● Exercise goal: Write out the listing below exactly, and omit any images you find in it.

● Provided entries:
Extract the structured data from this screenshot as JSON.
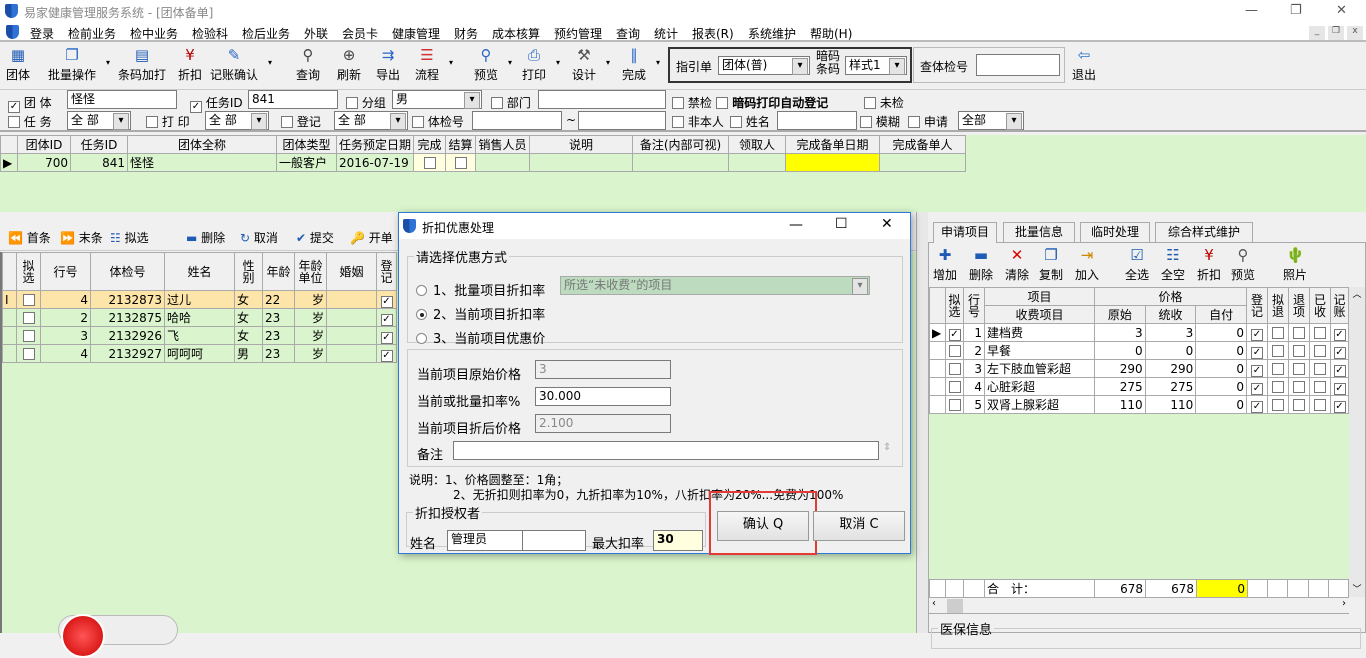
{
  "window": {
    "title": "易家健康管理服务系统 - [团体备单]"
  },
  "menu": [
    "登录",
    "检前业务",
    "检中业务",
    "检验科",
    "检后业务",
    "外联",
    "会员卡",
    "健康管理",
    "财务",
    "成本核算",
    "预约管理",
    "查询",
    "统计",
    "报表(R)",
    "系统维护",
    "帮助(H)"
  ],
  "toolbar": {
    "items": [
      {
        "label": "团体",
        "icon": "group-icon"
      },
      {
        "label": "批量操作",
        "icon": "batch-icon"
      },
      {
        "label": "条码加打",
        "icon": "barcode-icon"
      },
      {
        "label": "折扣",
        "icon": "discount-icon"
      },
      {
        "label": "记账确认",
        "icon": "pen-icon"
      },
      {
        "label": "查询",
        "icon": "search-icon"
      },
      {
        "label": "刷新",
        "icon": "refresh-icon"
      },
      {
        "label": "导出",
        "icon": "export-icon"
      },
      {
        "label": "流程",
        "icon": "flow-icon"
      },
      {
        "label": "预览",
        "icon": "preview-icon"
      },
      {
        "label": "打印",
        "icon": "printer-icon"
      },
      {
        "label": "设计",
        "icon": "hammer-icon"
      },
      {
        "label": "完成",
        "icon": "clip-icon"
      }
    ],
    "guide_label": "指引单",
    "guide_value": "团体(普)",
    "code_label_1": "暗码",
    "code_label_2": "条码",
    "code_value": "样式1",
    "query_label": "查体检号",
    "query_value": "",
    "exit_label": "退出"
  },
  "filters": {
    "group_label": "团 体",
    "group_value": "怪怪",
    "task_id_label": "任务ID",
    "task_id_value": "841",
    "subgroup_label": "分组",
    "subgroup_value": "男",
    "dept_label": "部门",
    "ban_label": "禁检",
    "auto_reg_label": "暗码打印自动登记",
    "unchecked_label": "未检",
    "task_label": "任 务",
    "task_value": "全 部",
    "print_label": "打 印",
    "print_value": "全 部",
    "reg_label": "登记",
    "reg_value": "全 部",
    "exam_no_label": "体检号",
    "tilde": "~",
    "not_self_label": "非本人",
    "name_label": "姓名",
    "fuzzy_label": "模糊",
    "apply_label": "申请",
    "apply_value": "全部"
  },
  "group_grid": {
    "headers": [
      "团体ID",
      "任务ID",
      "团体全称",
      "团体类型",
      "任务预定日期",
      "完成",
      "结算",
      "销售人员",
      "说明",
      "备注(内部可视)",
      "领取人",
      "完成备单日期",
      "完成备单人"
    ],
    "rows": [
      [
        "700",
        "841",
        "怪怪",
        "一般客户",
        "2016-07-19",
        "",
        "",
        "",
        "",
        "",
        "",
        "",
        ""
      ]
    ]
  },
  "person_toolbar": [
    "首条",
    "末条",
    "拟选",
    "删除",
    "取消",
    "提交",
    "开单"
  ],
  "person_grid": {
    "headers": [
      "拟选",
      "行号",
      "体检号",
      "姓名",
      "性别",
      "年龄",
      "年龄单位",
      "婚姻",
      "登记"
    ],
    "rows": [
      [
        "4",
        "2132873",
        "过儿",
        "女",
        "22",
        "岁"
      ],
      [
        "2",
        "2132875",
        "哈哈",
        "女",
        "23",
        "岁"
      ],
      [
        "3",
        "2132926",
        "飞",
        "女",
        "23",
        "岁"
      ],
      [
        "4",
        "2132927",
        "呵呵呵",
        "男",
        "23",
        "岁"
      ]
    ]
  },
  "dialog": {
    "title": "折扣优惠处理",
    "mode_legend": "请选择优惠方式",
    "options": [
      "1、批量项目折扣率",
      "2、当前项目折扣率",
      "3、当前项目优惠价"
    ],
    "selected_option": 2,
    "batch_select": "所选“未收费”的项目",
    "orig_label": "当前项目原始价格",
    "orig_value": "3",
    "rate_label": "当前或批量扣率%",
    "rate_value": "30.000",
    "after_label": "当前项目折后价格",
    "after_value": "2.100",
    "note_label": "备注",
    "note_value": "",
    "help_1": "说明：1、价格圆整至：1角；",
    "help_2": "2、无折扣则扣率为0，九折扣率为10%，八折扣率为20%...免费为100%",
    "auth_legend": "折扣授权者",
    "name_label": "姓名",
    "name_value": "管理员",
    "max_label": "最大扣率",
    "max_value": "30",
    "ok": "确认 Q",
    "cancel": "取消 C"
  },
  "right": {
    "tabs": [
      "申请项目",
      "批量信息",
      "临时处理",
      "综合样式维护"
    ],
    "toolbar": [
      "增加",
      "删除",
      "清除",
      "复制",
      "加入",
      "全选",
      "全空",
      "折扣",
      "预览",
      "照片"
    ],
    "headers_top": [
      "拟选",
      "行号",
      "项目",
      "价格",
      "登记",
      "拟退",
      "退项",
      "已收",
      "记账"
    ],
    "headers_sub": [
      "收费项目",
      "原始",
      "统收",
      "自付"
    ],
    "rows": [
      [
        "1",
        "建档费",
        "3",
        "3",
        "0"
      ],
      [
        "2",
        "早餐",
        "0",
        "0",
        "0"
      ],
      [
        "3",
        "左下肢血管彩超",
        "290",
        "290",
        "0"
      ],
      [
        "4",
        "心脏彩超",
        "275",
        "275",
        "0"
      ],
      [
        "5",
        "双肾上腺彩超",
        "110",
        "110",
        "0"
      ]
    ],
    "total_label": "合　计：",
    "total_orig": "678",
    "total_unified": "678",
    "total_self": "0",
    "insurance_legend": "医保信息"
  },
  "colors": {
    "grid_green": "#daf5cd",
    "highlight_yellow": "#ffff00",
    "selected_row": "#fde4a8",
    "focus_red": "#e53935"
  }
}
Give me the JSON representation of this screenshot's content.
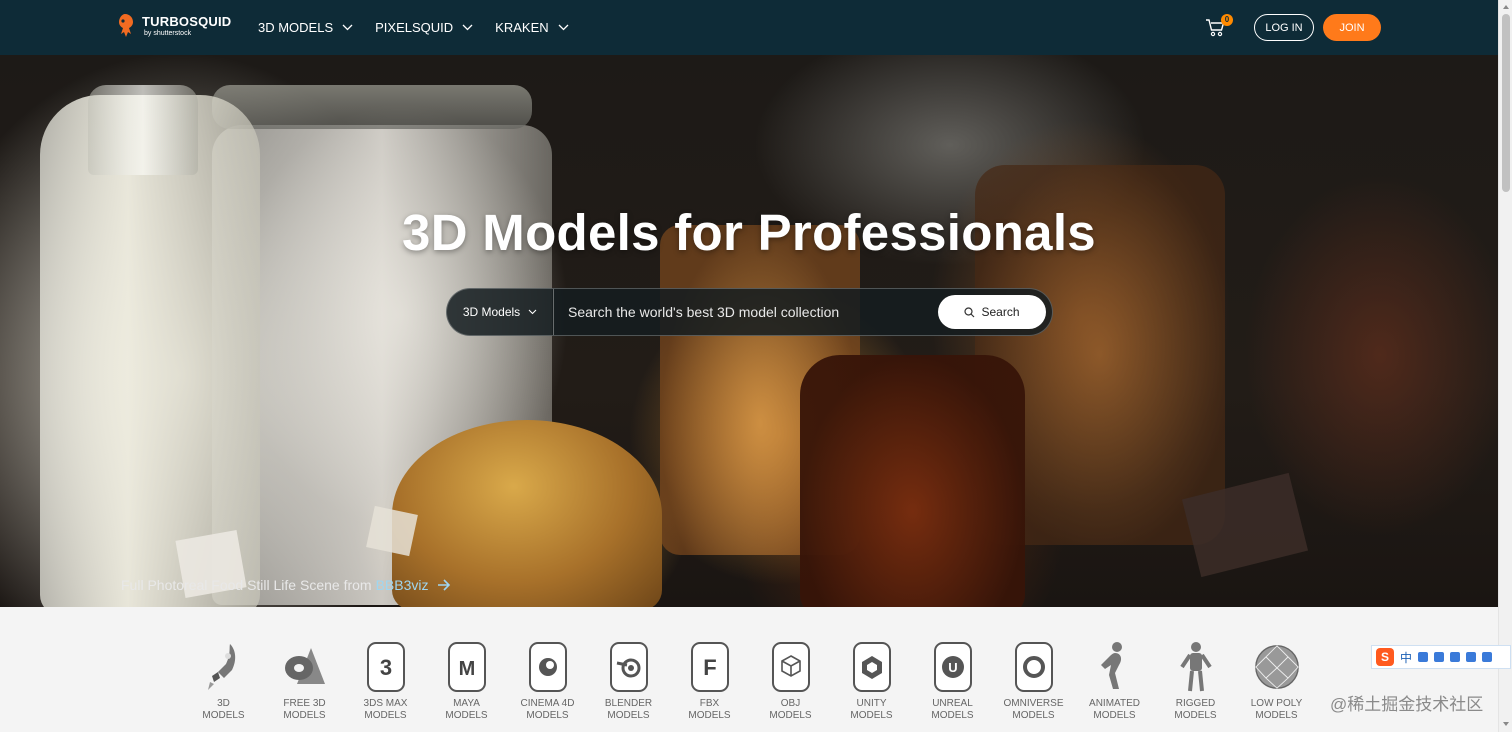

● Response to the task:
Extract the structured data from this screenshot as JSON.
{
  "window": {
    "title": "易家健康管理服务系统 - [团体备单]"
  },
  "menu": [
    "登录",
    "检前业务",
    "检中业务",
    "检验科",
    "检后业务",
    "外联",
    "会员卡",
    "健康管理",
    "财务",
    "成本核算",
    "预约管理",
    "查询",
    "统计",
    "报表(R)",
    "系统维护",
    "帮助(H)"
  ],
  "toolbar": {
    "items": [
      {
        "label": "团体",
        "icon": "group-icon"
      },
      {
        "label": "批量操作",
        "icon": "batch-icon"
      },
      {
        "label": "条码加打",
        "icon": "barcode-icon"
      },
      {
        "label": "折扣",
        "icon": "discount-icon"
      },
      {
        "label": "记账确认",
        "icon": "pen-icon"
      },
      {
        "label": "查询",
        "icon": "search-icon"
      },
      {
        "label": "刷新",
        "icon": "refresh-icon"
      },
      {
        "label": "导出",
        "icon": "export-icon"
      },
      {
        "label": "流程",
        "icon": "flow-icon"
      },
      {
        "label": "预览",
        "icon": "preview-icon"
      },
      {
        "label": "打印",
        "icon": "printer-icon"
      },
      {
        "label": "设计",
        "icon": "hammer-icon"
      },
      {
        "label": "完成",
        "icon": "clip-icon"
      }
    ],
    "guide_label": "指引单",
    "guide_value": "团体(普)",
    "code_label_1": "暗码",
    "code_label_2": "条码",
    "code_value": "样式1",
    "query_label": "查体检号",
    "query_value": "",
    "exit_label": "退出"
  },
  "filters": {
    "group_label": "团 体",
    "group_value": "怪怪",
    "task_id_label": "任务ID",
    "task_id_value": "841",
    "subgroup_label": "分组",
    "subgroup_value": "男",
    "dept_label": "部门",
    "ban_label": "禁检",
    "auto_reg_label": "暗码打印自动登记",
    "unchecked_label": "未检",
    "task_label": "任 务",
    "task_value": "全 部",
    "print_label": "打 印",
    "print_value": "全 部",
    "reg_label": "登记",
    "reg_value": "全 部",
    "exam_no_label": "体检号",
    "tilde": "~",
    "not_self_label": "非本人",
    "name_label": "姓名",
    "fuzzy_label": "模糊",
    "apply_label": "申请",
    "apply_value": "全部"
  },
  "group_grid": {
    "headers": [
      "团体ID",
      "任务ID",
      "团体全称",
      "团体类型",
      "任务预定日期",
      "完成",
      "结算",
      "销售人员",
      "说明",
      "备注(内部可视)",
      "领取人",
      "完成备单日期",
      "完成备单人"
    ],
    "rows": [
      [
        "700",
        "841",
        "怪怪",
        "一般客户",
        "2016-07-19",
        "",
        "",
        "",
        "",
        "",
        "",
        "",
        ""
      ]
    ]
  },
  "person_toolbar": [
    "首条",
    "末条",
    "拟选",
    "删除",
    "取消",
    "提交",
    "开单"
  ],
  "person_grid": {
    "headers": [
      "拟选",
      "行号",
      "体检号",
      "姓名",
      "性别",
      "年龄",
      "年龄单位",
      "婚姻",
      "登记"
    ],
    "rows": [
      [
        "4",
        "2132873",
        "过儿",
        "女",
        "22",
        "岁"
      ],
      [
        "2",
        "2132875",
        "哈哈",
        "女",
        "23",
        "岁"
      ],
      [
        "3",
        "2132926",
        "飞",
        "女",
        "23",
        "岁"
      ],
      [
        "4",
        "2132927",
        "呵呵呵",
        "男",
        "23",
        "岁"
      ]
    ]
  },
  "dialog": {
    "title": "折扣优惠处理",
    "mode_legend": "请选择优惠方式",
    "options": [
      "1、批量项目折扣率",
      "2、当前项目折扣率",
      "3、当前项目优惠价"
    ],
    "selected_option": 2,
    "batch_select": "所选“未收费”的项目",
    "orig_label": "当前项目原始价格",
    "orig_value": "3",
    "rate_label": "当前或批量扣率%",
    "rate_value": "30.000",
    "after_label": "当前项目折后价格",
    "after_value": "2.100",
    "note_label": "备注",
    "note_value": "",
    "help_1": "说明：1、价格圆整至：1角；",
    "help_2": "2、无折扣则扣率为0，九折扣率为10%，八折扣率为20%...免费为100%",
    "auth_legend": "折扣授权者",
    "name_label": "姓名",
    "name_value": "管理员",
    "max_label": "最大扣率",
    "max_value": "30",
    "ok": "确认 Q",
    "cancel": "取消 C"
  },
  "right": {
    "tabs": [
      "申请项目",
      "批量信息",
      "临时处理",
      "综合样式维护"
    ],
    "toolbar": [
      "增加",
      "删除",
      "清除",
      "复制",
      "加入",
      "全选",
      "全空",
      "折扣",
      "预览",
      "照片"
    ],
    "headers_top": [
      "拟选",
      "行号",
      "项目",
      "价格",
      "登记",
      "拟退",
      "退项",
      "已收",
      "记账"
    ],
    "headers_sub": [
      "收费项目",
      "原始",
      "统收",
      "自付"
    ],
    "rows": [
      [
        "1",
        "建档费",
        "3",
        "3",
        "0"
      ],
      [
        "2",
        "早餐",
        "0",
        "0",
        "0"
      ],
      [
        "3",
        "左下肢血管彩超",
        "290",
        "290",
        "0"
      ],
      [
        "4",
        "心脏彩超",
        "275",
        "275",
        "0"
      ],
      [
        "5",
        "双肾上腺彩超",
        "110",
        "110",
        "0"
      ]
    ],
    "total_label": "合　计：",
    "total_orig": "678",
    "total_unified": "678",
    "total_self": "0",
    "insurance_legend": "医保信息"
  },
  "colors": {
    "grid_green": "#daf5cd",
    "highlight_yellow": "#ffff00",
    "selected_row": "#fde4a8",
    "focus_red": "#e53935"
  }
}
Give me the JSON representation of this screenshot's content.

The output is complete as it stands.